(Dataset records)
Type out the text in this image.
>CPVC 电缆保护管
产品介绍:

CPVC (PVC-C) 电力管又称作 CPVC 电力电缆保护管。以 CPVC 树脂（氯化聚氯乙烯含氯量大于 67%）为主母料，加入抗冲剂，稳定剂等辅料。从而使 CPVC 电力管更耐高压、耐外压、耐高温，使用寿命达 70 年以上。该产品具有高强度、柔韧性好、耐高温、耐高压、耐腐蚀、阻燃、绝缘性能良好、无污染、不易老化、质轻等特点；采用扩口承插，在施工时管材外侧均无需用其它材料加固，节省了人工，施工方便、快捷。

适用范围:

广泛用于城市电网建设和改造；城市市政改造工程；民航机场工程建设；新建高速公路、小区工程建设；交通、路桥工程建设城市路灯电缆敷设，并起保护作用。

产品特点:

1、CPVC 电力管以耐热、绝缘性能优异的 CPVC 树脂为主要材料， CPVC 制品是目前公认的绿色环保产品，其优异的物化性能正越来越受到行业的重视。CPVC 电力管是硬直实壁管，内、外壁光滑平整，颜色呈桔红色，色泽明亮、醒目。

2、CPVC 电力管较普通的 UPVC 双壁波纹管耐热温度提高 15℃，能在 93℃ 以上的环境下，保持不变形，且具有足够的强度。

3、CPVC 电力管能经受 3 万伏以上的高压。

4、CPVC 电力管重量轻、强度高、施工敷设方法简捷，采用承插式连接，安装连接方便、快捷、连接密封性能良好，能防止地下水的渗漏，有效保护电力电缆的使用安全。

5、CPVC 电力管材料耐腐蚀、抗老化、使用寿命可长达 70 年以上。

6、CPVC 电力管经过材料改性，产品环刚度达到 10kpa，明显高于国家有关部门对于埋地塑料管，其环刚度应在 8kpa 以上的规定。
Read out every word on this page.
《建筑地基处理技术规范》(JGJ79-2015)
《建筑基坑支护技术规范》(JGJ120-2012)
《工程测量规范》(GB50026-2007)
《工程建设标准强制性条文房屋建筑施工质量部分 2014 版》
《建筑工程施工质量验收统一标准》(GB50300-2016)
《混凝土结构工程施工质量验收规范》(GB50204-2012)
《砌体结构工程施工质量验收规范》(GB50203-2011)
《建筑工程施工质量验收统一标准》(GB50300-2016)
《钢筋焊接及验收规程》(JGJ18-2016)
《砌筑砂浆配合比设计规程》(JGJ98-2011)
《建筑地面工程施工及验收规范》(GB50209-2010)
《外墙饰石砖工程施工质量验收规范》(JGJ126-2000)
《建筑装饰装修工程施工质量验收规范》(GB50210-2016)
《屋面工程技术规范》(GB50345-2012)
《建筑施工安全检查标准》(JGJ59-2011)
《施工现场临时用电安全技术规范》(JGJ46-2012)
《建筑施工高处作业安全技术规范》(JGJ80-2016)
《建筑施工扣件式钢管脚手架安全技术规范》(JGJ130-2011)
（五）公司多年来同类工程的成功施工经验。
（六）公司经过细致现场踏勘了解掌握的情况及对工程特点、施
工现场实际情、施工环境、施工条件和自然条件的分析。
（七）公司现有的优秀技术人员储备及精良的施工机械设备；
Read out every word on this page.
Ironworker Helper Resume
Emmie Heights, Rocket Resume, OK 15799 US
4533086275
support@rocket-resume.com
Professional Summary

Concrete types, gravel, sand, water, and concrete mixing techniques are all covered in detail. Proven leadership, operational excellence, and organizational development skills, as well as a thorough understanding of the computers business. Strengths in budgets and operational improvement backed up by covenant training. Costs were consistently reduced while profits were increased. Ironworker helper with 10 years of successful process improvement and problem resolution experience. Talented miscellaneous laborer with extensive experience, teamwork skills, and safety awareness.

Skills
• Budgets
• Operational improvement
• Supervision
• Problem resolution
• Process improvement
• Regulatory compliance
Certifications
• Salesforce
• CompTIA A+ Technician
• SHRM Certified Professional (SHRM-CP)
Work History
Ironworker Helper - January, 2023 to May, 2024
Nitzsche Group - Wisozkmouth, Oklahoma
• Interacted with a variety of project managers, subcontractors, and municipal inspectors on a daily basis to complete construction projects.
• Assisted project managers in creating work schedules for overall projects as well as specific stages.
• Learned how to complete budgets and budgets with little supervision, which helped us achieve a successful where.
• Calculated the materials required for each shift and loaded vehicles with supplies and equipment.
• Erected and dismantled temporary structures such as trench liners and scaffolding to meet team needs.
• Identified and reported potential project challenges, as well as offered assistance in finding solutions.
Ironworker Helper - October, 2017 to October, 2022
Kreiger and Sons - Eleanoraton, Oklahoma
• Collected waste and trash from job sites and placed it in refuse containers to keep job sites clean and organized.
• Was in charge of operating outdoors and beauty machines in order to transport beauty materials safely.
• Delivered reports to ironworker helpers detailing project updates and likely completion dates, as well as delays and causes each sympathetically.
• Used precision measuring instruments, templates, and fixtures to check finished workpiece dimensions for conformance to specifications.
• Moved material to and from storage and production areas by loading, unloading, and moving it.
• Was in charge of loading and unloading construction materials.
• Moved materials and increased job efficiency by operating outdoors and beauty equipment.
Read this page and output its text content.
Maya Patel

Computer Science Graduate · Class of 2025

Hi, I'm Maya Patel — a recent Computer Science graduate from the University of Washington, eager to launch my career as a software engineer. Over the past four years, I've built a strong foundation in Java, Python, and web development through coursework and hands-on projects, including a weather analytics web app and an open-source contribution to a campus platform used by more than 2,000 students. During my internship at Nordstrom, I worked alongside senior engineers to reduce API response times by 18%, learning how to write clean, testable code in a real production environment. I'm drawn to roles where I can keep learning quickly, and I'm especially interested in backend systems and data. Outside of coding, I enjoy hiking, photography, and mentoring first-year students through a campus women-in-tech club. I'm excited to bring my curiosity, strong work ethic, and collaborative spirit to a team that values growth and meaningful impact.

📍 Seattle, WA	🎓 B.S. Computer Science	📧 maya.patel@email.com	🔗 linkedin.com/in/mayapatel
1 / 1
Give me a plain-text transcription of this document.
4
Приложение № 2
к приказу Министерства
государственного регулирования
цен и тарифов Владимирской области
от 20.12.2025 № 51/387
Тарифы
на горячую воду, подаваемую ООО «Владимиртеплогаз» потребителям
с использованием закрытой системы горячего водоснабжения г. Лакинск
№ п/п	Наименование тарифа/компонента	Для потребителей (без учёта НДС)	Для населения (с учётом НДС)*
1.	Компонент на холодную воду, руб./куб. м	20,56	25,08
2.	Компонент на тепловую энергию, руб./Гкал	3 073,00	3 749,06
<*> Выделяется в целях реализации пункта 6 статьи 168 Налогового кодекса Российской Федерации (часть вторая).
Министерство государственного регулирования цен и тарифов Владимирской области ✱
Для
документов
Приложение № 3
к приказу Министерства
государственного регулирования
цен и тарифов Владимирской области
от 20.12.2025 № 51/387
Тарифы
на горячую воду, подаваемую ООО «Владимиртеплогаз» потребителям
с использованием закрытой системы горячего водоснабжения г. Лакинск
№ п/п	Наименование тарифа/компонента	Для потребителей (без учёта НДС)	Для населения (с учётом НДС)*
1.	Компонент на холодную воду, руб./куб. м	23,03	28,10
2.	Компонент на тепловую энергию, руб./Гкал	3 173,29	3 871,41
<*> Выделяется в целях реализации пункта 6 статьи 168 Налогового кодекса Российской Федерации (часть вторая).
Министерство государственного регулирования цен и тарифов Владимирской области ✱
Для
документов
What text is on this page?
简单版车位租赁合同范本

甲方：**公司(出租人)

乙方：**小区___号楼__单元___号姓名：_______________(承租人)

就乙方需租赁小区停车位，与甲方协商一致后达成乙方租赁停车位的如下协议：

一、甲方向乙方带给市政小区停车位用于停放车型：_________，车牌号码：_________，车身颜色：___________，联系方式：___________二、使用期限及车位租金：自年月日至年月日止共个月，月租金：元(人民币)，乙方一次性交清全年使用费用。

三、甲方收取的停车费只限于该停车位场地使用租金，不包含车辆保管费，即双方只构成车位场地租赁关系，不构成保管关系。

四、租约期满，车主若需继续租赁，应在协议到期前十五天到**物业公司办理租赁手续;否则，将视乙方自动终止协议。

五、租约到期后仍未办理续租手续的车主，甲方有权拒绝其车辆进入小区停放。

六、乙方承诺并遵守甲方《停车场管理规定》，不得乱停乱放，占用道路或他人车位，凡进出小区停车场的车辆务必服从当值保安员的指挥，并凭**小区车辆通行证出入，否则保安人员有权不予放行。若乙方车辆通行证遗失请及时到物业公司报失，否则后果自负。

→ **WORK REQUIRED**
Isolate each line of the listing above that includes "text". Copy it.

→ **WORKED ANSWER**
Type out the text in this image.
Read this page and output its text content.
Give me a plain-text transcription of this document.
What text is on this page?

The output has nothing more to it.